Records provided ▸

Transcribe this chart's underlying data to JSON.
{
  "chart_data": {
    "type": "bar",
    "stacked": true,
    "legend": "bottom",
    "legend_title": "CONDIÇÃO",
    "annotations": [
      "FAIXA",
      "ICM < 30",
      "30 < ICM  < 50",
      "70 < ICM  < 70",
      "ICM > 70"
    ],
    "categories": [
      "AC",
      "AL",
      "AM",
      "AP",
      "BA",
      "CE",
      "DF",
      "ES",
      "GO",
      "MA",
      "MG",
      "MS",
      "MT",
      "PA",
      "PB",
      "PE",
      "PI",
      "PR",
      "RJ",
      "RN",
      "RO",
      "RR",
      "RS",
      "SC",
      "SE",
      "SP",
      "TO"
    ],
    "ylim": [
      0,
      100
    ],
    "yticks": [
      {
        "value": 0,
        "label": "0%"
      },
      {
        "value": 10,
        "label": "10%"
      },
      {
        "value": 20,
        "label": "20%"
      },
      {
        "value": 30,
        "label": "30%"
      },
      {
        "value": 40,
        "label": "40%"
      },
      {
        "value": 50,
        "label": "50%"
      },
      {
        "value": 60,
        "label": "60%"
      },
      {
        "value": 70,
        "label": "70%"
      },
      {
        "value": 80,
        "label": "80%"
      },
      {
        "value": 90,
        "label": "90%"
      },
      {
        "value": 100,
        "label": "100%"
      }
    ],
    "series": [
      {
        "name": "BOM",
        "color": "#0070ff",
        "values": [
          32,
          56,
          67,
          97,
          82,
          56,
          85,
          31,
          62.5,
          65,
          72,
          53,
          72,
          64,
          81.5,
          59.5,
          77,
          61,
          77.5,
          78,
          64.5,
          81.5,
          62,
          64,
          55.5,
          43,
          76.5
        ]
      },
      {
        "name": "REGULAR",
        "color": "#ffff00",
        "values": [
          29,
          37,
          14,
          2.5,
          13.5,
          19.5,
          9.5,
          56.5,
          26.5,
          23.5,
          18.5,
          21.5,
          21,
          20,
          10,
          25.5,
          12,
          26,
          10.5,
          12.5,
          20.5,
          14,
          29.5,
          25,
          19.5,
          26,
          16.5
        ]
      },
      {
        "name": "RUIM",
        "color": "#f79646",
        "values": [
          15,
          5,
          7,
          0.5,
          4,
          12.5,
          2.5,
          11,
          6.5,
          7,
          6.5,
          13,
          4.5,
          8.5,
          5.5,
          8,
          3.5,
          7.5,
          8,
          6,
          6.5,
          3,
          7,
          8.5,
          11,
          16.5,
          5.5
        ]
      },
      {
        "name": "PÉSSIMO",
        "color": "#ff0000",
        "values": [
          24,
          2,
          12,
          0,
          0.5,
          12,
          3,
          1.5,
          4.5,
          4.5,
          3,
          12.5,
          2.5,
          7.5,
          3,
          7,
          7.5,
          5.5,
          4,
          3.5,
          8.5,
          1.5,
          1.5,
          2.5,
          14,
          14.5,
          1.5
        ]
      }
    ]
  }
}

Aim ▸ Show the lines of the records that contain the word "label".

Solved problem ▸
        "label": "0%"
        "label": "10%"
        "label": "20%"
        "label": "30%"
        "label": "40%"
        "label": "50%"
        "label": "60%"
        "label": "70%"
        "label": "80%"
        "label": "90%"
        "label": "100%"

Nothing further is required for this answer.